> Exercise:
Output the material below in full, exactly as it is.

Records excerpted from a collection
________________________

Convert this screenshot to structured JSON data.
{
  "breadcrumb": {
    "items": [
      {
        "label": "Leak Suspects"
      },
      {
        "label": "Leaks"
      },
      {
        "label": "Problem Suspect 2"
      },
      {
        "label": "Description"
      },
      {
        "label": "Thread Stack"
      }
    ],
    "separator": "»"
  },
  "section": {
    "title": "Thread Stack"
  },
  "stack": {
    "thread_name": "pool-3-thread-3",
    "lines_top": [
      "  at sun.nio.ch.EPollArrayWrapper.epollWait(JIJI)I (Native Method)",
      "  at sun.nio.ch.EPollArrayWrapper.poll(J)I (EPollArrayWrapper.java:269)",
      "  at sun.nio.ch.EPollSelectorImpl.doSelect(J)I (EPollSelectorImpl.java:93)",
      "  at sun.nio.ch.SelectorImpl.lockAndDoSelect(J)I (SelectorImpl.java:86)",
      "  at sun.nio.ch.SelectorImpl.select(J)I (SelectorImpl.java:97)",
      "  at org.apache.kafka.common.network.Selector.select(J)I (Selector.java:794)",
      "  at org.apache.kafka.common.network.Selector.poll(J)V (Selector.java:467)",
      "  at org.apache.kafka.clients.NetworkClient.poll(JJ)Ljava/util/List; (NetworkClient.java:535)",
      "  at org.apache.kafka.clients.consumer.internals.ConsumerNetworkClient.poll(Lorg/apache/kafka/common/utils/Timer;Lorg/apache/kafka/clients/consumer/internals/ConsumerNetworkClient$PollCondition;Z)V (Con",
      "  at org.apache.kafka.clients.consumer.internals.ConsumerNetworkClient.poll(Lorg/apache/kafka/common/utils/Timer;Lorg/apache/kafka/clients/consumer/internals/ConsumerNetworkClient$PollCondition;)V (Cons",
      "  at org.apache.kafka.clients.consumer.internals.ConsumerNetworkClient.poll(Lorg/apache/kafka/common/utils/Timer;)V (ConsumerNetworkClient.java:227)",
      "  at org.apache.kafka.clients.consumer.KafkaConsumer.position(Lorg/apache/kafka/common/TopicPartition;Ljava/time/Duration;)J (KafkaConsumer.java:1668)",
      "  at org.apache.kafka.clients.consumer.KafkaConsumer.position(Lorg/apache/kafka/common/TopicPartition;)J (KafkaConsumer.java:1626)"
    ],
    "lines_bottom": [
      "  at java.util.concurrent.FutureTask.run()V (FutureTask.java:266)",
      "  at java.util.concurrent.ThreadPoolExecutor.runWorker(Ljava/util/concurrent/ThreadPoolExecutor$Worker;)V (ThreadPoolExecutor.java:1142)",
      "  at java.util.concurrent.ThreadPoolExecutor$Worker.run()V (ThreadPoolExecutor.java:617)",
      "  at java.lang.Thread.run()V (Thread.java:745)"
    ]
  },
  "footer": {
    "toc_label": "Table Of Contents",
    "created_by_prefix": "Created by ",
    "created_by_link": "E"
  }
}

________________________

> Expected answer:
Convert this screenshot to structured JSON data.
{
  "breadcrumb": {
    "items": [
      {
        "label": "Leak Suspects"
      },
      {
        "label": "Leaks"
      },
      {
        "label": "Problem Suspect 2"
      },
      {
        "label": "Description"
      },
      {
        "label": "Thread Stack"
      }
    ],
    "separator": "»"
  },
  "section": {
    "title": "Thread Stack"
  },
  "stack": {
    "thread_name": "pool-3-thread-3",
    "lines_top": [
      "  at sun.nio.ch.EPollArrayWrapper.epollWait(JIJI)I (Native Method)",
      "  at sun.nio.ch.EPollArrayWrapper.poll(J)I (EPollArrayWrapper.java:269)",
      "  at sun.nio.ch.EPollSelectorImpl.doSelect(J)I (EPollSelectorImpl.java:93)",
      "  at sun.nio.ch.SelectorImpl.lockAndDoSelect(J)I (SelectorImpl.java:86)",
      "  at sun.nio.ch.SelectorImpl.select(J)I (SelectorImpl.java:97)",
      "  at org.apache.kafka.common.network.Selector.select(J)I (Selector.java:794)",
      "  at org.apache.kafka.common.network.Selector.poll(J)V (Selector.java:467)",
      "  at org.apache.kafka.clients.NetworkClient.poll(JJ)Ljava/util/List; (NetworkClient.java:535)",
      "  at org.apache.kafka.clients.consumer.internals.ConsumerNetworkClient.poll(Lorg/apache/kafka/common/utils/Timer;Lorg/apache/kafka/clients/consumer/internals/ConsumerNetworkClient$PollCondition;Z)V (Con",
      "  at org.apache.kafka.clients.consumer.internals.ConsumerNetworkClient.poll(Lorg/apache/kafka/common/utils/Timer;Lorg/apache/kafka/clients/consumer/internals/ConsumerNetworkClient$PollCondition;)V (Cons",
      "  at org.apache.kafka.clients.consumer.internals.ConsumerNetworkClient.poll(Lorg/apache/kafka/common/utils/Timer;)V (ConsumerNetworkClient.java:227)",
      "  at org.apache.kafka.clients.consumer.KafkaConsumer.position(Lorg/apache/kafka/common/TopicPartition;Ljava/time/Duration;)J (KafkaConsumer.java:1668)",
      "  at org.apache.kafka.clients.consumer.KafkaConsumer.position(Lorg/apache/kafka/common/TopicPartition;)J (KafkaConsumer.java:1626)"
    ],
    "lines_bottom": [
      "  at java.util.concurrent.FutureTask.run()V (FutureTask.java:266)",
      "  at java.util.concurrent.ThreadPoolExecutor.runWorker(Ljava/util/concurrent/ThreadPoolExecutor$Worker;)V (ThreadPoolExecutor.java:1142)",
      "  at java.util.concurrent.ThreadPoolExecutor$Worker.run()V (ThreadPoolExecutor.java:617)",
      "  at java.lang.Thread.run()V (Thread.java:745)"
    ]
  },
  "footer": {
    "toc_label": "Table Of Contents",
    "created_by_prefix": "Created by ",
    "created_by_link": "E"
  }
}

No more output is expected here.